=== Problem details ===
Examine each line of the data. Copy those that contain the string "звуковой".

--- BEGIN Records provided ---

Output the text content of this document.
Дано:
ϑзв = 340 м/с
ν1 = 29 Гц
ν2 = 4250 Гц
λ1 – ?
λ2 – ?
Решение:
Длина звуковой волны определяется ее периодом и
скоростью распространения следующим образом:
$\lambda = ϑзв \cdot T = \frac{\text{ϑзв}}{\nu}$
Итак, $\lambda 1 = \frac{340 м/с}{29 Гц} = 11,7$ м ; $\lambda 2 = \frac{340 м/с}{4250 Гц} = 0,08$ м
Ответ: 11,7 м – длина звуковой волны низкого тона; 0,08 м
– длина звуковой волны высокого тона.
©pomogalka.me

--- END Records provided ---
--- BEGIN Records provided ---

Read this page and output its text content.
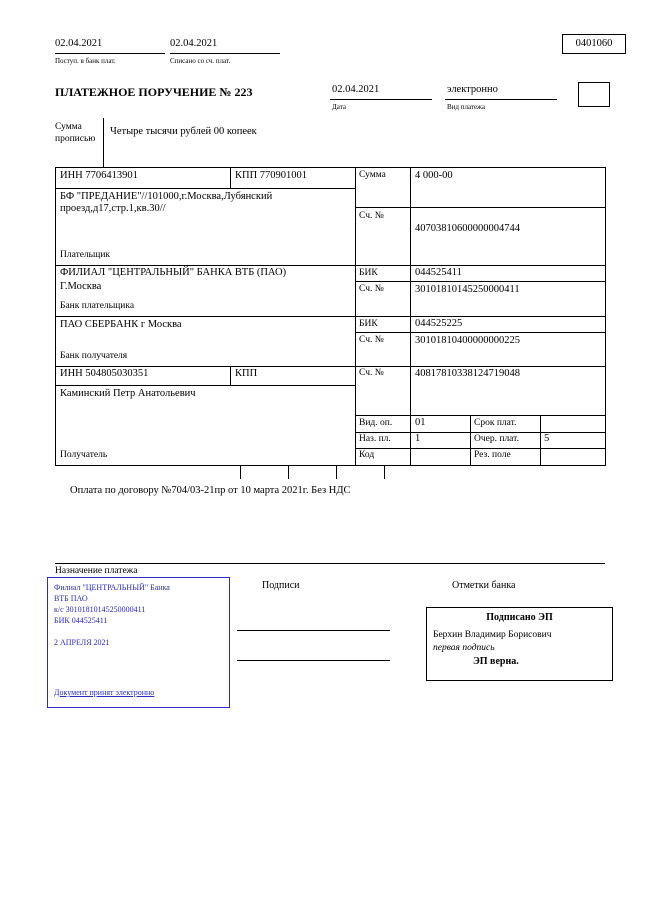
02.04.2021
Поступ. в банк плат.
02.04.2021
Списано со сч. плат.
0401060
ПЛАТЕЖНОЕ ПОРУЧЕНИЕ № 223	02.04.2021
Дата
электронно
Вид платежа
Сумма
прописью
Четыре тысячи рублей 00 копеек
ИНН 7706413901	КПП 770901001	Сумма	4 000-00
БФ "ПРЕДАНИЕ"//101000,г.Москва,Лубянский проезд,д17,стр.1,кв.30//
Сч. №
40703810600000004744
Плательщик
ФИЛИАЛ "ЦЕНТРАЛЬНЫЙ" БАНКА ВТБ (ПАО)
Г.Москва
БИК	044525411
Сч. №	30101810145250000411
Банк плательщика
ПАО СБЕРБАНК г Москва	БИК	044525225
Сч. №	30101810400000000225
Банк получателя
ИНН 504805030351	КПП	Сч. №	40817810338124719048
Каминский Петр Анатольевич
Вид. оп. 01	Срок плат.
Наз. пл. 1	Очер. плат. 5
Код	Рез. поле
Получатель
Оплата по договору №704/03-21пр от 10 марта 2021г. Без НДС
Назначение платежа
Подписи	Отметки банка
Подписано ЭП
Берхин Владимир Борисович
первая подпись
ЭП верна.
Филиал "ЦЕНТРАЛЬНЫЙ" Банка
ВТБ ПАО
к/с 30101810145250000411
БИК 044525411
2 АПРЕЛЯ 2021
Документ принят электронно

--- END Records provided ---

=== Result below ===
Длина звуковой волны определяется ее периодом и
Ответ: 11,7 м – длина звуковой волны низкого тона; 0,08 м
– длина звуковой волны высокого тона.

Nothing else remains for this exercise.